━━━━━ TASK INPUT
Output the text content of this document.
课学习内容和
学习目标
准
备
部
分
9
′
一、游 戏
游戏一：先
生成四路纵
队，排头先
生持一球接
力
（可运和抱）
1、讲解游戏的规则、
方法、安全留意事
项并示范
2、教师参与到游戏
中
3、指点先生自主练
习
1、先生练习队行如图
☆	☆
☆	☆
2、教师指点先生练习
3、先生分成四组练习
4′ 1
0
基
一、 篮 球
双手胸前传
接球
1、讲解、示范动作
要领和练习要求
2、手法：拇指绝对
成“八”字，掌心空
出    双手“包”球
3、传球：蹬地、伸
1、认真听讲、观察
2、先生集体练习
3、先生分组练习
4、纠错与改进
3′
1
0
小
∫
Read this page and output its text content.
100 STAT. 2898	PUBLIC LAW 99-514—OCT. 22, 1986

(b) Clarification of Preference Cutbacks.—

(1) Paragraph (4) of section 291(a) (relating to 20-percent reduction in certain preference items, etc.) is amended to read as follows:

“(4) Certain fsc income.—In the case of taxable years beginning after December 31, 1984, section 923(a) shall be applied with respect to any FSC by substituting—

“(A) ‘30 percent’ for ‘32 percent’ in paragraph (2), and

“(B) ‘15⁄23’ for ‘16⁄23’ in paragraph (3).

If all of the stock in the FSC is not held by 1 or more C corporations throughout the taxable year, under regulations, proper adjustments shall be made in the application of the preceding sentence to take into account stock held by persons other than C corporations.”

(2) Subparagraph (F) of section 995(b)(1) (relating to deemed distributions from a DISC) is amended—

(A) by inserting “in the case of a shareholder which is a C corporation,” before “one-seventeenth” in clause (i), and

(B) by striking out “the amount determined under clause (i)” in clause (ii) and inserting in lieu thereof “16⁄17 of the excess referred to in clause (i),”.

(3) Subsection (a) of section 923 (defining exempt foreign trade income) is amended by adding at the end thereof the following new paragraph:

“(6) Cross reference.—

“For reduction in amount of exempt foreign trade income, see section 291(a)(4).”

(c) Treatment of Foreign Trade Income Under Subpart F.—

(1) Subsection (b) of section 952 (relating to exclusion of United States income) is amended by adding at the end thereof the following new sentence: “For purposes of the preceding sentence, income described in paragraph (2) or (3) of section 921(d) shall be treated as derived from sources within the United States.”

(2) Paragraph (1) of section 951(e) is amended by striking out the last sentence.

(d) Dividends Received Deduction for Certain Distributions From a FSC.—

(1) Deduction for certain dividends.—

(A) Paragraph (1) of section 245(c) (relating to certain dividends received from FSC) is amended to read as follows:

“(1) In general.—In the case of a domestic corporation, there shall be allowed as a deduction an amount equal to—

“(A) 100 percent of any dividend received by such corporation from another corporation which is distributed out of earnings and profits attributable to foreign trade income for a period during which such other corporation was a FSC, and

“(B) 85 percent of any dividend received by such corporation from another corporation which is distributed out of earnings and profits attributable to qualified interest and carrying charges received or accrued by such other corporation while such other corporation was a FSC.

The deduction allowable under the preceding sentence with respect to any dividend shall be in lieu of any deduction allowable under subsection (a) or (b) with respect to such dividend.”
━━━━━━━━━━
- _REQUIRED TASK_: Write out every line of the material again, exactly as it reads.

- _ANSWER FOR THIS EXERCISE_:
Output the text content of this document.
课学习内容和
学习目标
准
备
部
分
9
′
一、游 戏
游戏一：先
生成四路纵
队，排头先
生持一球接
力
（可运和抱）
1、讲解游戏的规则、
方法、安全留意事
项并示范
2、教师参与到游戏
中
3、指点先生自主练
习
1、先生练习队行如图
☆	☆
☆	☆
2、教师指点先生练习
3、先生分成四组练习
4′ 1
0
基
一、 篮 球
双手胸前传
接球
1、讲解、示范动作
要领和练习要求
2、手法：拇指绝对
成“八”字，掌心空
出    双手“包”球
3、传球：蹬地、伸
1、认真听讲、观察
2、先生集体练习
3、先生分组练习
4、纠错与改进
3′
1
0
小
∫
Read this page and output its text content.
100 STAT. 2898	PUBLIC LAW 99-514—OCT. 22, 1986

(b) Clarification of Preference Cutbacks.—

(1) Paragraph (4) of section 291(a) (relating to 20-percent reduction in certain preference items, etc.) is amended to read as follows:

“(4) Certain fsc income.—In the case of taxable years beginning after December 31, 1984, section 923(a) shall be applied with respect to any FSC by substituting—

“(A) ‘30 percent’ for ‘32 percent’ in paragraph (2), and

“(B) ‘15⁄23’ for ‘16⁄23’ in paragraph (3).

If all of the stock in the FSC is not held by 1 or more C corporations throughout the taxable year, under regulations, proper adjustments shall be made in the application of the preceding sentence to take into account stock held by persons other than C corporations.”

(2) Subparagraph (F) of section 995(b)(1) (relating to deemed distributions from a DISC) is amended—

(A) by inserting “in the case of a shareholder which is a C corporation,” before “one-seventeenth” in clause (i), and

(B) by striking out “the amount determined under clause (i)” in clause (ii) and inserting in lieu thereof “16⁄17 of the excess referred to in clause (i),”.

(3) Subsection (a) of section 923 (defining exempt foreign trade income) is amended by adding at the end thereof the following new paragraph:

“(6) Cross reference.—

“For reduction in amount of exempt foreign trade income, see section 291(a)(4).”

(c) Treatment of Foreign Trade Income Under Subpart F.—

(1) Subsection (b) of section 952 (relating to exclusion of United States income) is amended by adding at the end thereof the following new sentence: “For purposes of the preceding sentence, income described in paragraph (2) or (3) of section 921(d) shall be treated as derived from sources within the United States.”

(2) Paragraph (1) of section 951(e) is amended by striking out the last sentence.

(d) Dividends Received Deduction for Certain Distributions From a FSC.—

(1) Deduction for certain dividends.—

(A) Paragraph (1) of section 245(c) (relating to certain dividends received from FSC) is amended to read as follows:

“(1) In general.—In the case of a domestic corporation, there shall be allowed as a deduction an amount equal to—

“(A) 100 percent of any dividend received by such corporation from another corporation which is distributed out of earnings and profits attributable to foreign trade income for a period during which such other corporation was a FSC, and

“(B) 85 percent of any dividend received by such corporation from another corporation which is distributed out of earnings and profits attributable to qualified interest and carrying charges received or accrued by such other corporation while such other corporation was a FSC.

The deduction allowable under the preceding sentence with respect to any dividend shall be in lieu of any deduction allowable under subsection (a) or (b) with respect to such dividend.”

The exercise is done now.